▶ _TO BE DONE_
Transcribe all of the material exactly. Any picture in it should be left out.

▶ _EXERCISE MATERIALS_
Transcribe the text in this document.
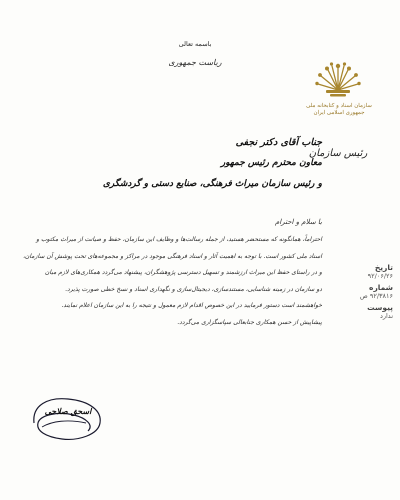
باسمه تعالی
ریاست جمهوری
سازمان اسناد و کتابخانه ملی
جمهوری اسلامی ایران
رئیس سازمان
جناب آقای دکتر نجفی
معاون محترم رئیس جمهور
و رئیس سازمان میراث فرهنگی، صنایع دستی و گردشگری
با سلام و احترام
احتراماً، همانگونه که مستحضر هستید، از جمله رسالت‌ها و وظایف این سازمان، حفظ و صیانت از میراث مکتوب و
اسناد ملی کشور است. با توجه به اهمیت آثار و اسناد فرهنگی موجود در مراکز و مجموعه‌های تحت پوشش آن سازمان،
و در راستای حفظ این میراث ارزشمند و تسهیل دسترسی پژوهشگران، پیشنهاد می‌گردد همکاری‌های لازم میان
دو سازمان در زمینه شناسایی، مستندسازی، دیجیتال‌سازی و نگهداری اسناد و نسخ خطی صورت پذیرد.
خواهشمند است دستور فرمایید در این خصوص اقدام لازم معمول و نتیجه را به این سازمان اعلام نمایند.
پیشاپیش از حسن همکاری جنابعالی سپاسگزاری می‌گردد.
تاریخ
۹۲/۰۶/۲۶
شماره
۹۲/۳۸۱۶ ص
پیوست
ندارد
اسحق صلاحی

▶ _RESULT BELOW_
Transcribe the text in this document.
باسمه تعالی
ریاست جمهوری
سازمان اسناد و کتابخانه ملی
جمهوری اسلامی ایران
رئیس سازمان
جناب آقای دکتر نجفی
معاون محترم رئیس جمهور
و رئیس سازمان میراث فرهنگی، صنایع دستی و گردشگری
با سلام و احترام
احتراماً، همانگونه که مستحضر هستید، از جمله رسالت‌ها و وظایف این سازمان، حفظ و صیانت از میراث مکتوب و
اسناد ملی کشور است. با توجه به اهمیت آثار و اسناد فرهنگی موجود در مراکز و مجموعه‌های تحت پوشش آن سازمان،
و در راستای حفظ این میراث ارزشمند و تسهیل دسترسی پژوهشگران، پیشنهاد می‌گردد همکاری‌های لازم میان
دو سازمان در زمینه شناسایی، مستندسازی، دیجیتال‌سازی و نگهداری اسناد و نسخ خطی صورت پذیرد.
خواهشمند است دستور فرمایید در این خصوص اقدام لازم معمول و نتیجه را به این سازمان اعلام نمایند.
پیشاپیش از حسن همکاری جنابعالی سپاسگزاری می‌گردد.
تاریخ
۹۲/۰۶/۲۶
شماره
۹۲/۳۸۱۶ ص
پیوست
ندارد
اسحق صلاحی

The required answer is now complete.